** start of DATASET **

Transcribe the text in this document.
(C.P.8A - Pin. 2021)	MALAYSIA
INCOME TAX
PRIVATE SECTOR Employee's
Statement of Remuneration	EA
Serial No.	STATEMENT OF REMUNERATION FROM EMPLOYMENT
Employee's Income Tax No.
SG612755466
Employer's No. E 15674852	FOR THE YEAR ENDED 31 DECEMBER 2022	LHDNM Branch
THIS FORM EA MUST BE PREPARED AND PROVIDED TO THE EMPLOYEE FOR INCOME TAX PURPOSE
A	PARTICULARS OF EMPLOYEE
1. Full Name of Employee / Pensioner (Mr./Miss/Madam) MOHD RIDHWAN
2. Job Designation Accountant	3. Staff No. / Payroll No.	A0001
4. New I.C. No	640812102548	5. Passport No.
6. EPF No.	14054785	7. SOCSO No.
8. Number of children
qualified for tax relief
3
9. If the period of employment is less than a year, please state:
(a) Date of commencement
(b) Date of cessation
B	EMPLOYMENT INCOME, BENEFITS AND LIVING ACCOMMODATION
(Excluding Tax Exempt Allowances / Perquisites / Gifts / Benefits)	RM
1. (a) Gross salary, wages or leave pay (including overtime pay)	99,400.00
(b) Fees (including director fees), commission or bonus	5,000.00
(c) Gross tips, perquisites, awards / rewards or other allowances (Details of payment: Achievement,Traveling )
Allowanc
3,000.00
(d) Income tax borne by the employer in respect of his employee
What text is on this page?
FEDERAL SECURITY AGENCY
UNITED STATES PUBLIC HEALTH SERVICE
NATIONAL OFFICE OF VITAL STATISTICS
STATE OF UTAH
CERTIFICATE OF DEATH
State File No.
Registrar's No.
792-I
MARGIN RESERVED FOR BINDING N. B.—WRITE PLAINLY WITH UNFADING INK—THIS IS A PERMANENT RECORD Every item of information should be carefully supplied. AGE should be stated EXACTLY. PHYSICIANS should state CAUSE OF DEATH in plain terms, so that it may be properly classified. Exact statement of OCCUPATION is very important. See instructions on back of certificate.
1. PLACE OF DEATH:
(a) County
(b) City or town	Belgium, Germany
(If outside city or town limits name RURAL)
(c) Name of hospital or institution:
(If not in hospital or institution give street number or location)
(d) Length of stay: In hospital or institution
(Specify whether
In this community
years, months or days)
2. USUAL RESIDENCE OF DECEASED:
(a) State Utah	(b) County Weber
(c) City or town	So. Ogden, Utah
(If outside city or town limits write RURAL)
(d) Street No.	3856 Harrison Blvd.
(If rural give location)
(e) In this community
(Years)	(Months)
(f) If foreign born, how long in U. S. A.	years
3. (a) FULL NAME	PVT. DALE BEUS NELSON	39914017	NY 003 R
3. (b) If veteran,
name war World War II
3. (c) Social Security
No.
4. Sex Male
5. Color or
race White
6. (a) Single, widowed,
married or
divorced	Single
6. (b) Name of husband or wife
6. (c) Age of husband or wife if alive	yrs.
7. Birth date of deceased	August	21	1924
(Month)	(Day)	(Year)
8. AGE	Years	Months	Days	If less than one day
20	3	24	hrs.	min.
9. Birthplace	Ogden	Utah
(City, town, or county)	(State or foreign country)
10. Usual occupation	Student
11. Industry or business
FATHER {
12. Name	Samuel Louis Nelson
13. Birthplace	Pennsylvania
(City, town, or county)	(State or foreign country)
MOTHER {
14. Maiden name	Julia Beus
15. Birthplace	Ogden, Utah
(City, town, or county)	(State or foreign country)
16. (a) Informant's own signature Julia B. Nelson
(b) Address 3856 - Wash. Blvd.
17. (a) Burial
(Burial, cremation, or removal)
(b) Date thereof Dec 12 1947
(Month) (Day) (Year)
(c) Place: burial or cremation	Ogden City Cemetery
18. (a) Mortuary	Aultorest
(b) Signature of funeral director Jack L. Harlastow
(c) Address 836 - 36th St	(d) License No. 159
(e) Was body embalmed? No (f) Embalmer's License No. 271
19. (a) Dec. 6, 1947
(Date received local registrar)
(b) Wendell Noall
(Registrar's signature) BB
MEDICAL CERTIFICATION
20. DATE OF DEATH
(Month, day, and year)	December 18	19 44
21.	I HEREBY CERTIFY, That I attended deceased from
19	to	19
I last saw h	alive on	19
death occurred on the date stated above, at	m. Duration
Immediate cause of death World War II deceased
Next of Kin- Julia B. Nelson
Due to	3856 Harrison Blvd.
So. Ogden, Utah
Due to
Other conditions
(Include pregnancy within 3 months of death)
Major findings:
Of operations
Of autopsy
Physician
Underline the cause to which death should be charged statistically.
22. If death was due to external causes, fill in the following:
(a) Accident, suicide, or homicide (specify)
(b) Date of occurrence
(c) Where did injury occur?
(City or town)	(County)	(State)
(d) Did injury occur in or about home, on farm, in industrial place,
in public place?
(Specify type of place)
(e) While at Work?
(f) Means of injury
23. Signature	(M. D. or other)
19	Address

** end of DATASET **

PROBLEM - Find the lines above that include the string "town" and copy them.

ANSWER TO THE PROBLEM -
(b) City or town	Belgium, Germany
(If outside city or town limits name RURAL)
(c) City or town	So. Ogden, Utah
(If outside city or town limits write RURAL)
(City, town, or county)	(State or foreign country)
(City, town, or county)	(State or foreign country)
(City, town, or county)	(State or foreign country)
(City or town)	(County)	(State)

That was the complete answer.